• PROBLEM TO WORK ON: The answer is one number: how many lines in the data below hold "Fall".

[Records that describe figures]

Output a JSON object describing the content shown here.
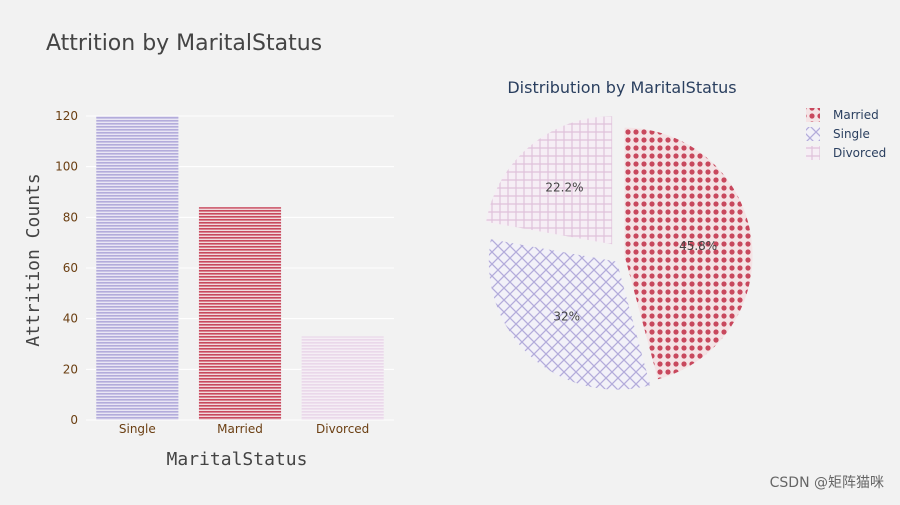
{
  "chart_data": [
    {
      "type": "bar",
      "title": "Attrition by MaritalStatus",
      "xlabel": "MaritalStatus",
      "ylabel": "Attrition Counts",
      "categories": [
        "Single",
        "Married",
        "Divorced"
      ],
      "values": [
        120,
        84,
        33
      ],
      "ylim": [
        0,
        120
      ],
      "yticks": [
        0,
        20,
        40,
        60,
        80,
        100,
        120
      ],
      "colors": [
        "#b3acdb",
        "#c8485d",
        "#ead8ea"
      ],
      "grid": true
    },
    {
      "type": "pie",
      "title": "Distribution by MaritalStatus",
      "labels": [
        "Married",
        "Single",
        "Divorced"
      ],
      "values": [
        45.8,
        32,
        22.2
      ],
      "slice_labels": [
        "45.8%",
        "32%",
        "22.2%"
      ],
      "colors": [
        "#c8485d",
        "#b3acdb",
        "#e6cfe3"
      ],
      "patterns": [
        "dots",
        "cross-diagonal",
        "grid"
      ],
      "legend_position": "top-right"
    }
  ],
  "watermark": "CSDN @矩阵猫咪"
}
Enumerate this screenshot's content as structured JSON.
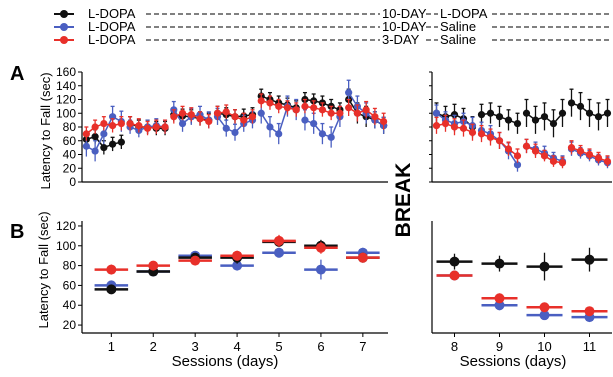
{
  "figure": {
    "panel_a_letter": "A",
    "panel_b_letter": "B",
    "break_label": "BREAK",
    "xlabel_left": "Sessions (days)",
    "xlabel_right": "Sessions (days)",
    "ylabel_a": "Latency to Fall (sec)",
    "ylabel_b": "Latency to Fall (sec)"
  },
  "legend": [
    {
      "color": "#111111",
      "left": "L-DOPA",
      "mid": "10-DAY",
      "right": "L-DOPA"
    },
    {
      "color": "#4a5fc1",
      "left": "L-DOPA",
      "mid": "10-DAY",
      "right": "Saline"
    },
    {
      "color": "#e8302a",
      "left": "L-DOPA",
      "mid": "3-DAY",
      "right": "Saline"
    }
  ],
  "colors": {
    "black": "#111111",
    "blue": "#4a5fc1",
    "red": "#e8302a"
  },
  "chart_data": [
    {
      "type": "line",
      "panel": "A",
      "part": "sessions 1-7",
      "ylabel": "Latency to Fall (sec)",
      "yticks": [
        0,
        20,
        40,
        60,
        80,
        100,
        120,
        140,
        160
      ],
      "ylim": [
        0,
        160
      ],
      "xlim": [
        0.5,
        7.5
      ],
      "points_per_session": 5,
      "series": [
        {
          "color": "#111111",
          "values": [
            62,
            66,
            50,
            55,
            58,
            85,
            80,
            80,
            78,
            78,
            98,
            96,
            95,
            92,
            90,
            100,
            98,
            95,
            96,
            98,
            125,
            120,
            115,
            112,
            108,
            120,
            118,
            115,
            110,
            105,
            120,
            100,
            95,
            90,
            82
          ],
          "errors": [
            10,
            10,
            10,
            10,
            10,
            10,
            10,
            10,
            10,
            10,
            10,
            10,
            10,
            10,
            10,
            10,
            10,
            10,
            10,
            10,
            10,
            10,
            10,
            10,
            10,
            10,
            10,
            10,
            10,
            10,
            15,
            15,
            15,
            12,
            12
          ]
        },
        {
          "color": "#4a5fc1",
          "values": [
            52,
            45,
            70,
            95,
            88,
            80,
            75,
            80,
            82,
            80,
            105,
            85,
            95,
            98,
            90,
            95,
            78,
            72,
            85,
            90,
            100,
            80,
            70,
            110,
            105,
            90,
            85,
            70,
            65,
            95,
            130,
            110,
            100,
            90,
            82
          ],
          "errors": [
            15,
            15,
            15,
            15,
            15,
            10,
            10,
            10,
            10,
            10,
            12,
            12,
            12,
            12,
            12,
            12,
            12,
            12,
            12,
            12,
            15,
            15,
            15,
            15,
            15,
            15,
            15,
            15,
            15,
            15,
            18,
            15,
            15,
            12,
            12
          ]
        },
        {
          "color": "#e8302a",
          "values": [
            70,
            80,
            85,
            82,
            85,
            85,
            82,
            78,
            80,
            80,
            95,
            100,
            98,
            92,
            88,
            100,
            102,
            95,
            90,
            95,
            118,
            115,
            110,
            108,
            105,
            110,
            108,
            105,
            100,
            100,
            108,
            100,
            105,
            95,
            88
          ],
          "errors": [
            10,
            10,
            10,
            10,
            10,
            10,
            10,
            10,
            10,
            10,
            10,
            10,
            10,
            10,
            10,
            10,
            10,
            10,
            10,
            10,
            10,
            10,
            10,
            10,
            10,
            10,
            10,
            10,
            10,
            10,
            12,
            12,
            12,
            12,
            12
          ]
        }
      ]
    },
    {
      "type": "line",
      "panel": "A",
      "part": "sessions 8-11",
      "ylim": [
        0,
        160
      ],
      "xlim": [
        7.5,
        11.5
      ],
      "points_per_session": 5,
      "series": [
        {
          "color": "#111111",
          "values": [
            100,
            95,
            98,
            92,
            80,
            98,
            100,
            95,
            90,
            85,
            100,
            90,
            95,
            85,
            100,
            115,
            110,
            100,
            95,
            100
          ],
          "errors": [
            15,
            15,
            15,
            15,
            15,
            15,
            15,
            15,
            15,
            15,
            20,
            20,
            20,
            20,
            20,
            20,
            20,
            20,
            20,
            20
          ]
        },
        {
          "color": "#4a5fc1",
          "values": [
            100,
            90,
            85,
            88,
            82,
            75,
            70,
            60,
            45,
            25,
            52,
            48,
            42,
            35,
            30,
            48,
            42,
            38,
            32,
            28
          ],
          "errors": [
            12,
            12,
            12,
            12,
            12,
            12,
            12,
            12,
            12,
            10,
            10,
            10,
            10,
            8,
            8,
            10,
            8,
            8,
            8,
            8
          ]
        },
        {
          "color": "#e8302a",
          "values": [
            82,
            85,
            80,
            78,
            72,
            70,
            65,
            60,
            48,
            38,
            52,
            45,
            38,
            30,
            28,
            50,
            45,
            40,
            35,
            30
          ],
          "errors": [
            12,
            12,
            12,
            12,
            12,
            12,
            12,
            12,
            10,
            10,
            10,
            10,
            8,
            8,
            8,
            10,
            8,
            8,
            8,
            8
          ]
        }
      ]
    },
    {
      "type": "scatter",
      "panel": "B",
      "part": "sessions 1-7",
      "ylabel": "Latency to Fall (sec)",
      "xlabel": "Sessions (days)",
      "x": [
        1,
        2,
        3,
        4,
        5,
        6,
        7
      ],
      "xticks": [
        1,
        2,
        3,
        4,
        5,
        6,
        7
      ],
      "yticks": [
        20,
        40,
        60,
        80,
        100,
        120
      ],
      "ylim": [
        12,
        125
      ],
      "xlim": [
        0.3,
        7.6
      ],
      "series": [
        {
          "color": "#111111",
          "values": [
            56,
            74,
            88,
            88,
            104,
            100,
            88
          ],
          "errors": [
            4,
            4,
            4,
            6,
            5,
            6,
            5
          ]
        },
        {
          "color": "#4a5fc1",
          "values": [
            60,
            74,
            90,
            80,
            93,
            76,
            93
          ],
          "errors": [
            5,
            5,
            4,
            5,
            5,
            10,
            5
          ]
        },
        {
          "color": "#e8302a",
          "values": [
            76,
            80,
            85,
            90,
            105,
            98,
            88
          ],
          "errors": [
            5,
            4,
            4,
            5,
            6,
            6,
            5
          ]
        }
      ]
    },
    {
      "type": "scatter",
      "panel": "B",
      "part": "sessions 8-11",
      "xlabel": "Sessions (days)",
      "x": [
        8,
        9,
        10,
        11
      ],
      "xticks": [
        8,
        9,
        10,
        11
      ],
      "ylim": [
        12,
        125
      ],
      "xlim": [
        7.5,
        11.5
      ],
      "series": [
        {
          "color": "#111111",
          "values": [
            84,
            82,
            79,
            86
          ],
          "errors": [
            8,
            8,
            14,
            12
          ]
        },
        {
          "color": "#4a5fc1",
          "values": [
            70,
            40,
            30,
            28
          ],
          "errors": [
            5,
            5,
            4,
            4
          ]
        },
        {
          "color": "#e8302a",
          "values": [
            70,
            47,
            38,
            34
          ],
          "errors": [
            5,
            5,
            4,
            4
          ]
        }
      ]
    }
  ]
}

• SOLUTION: 4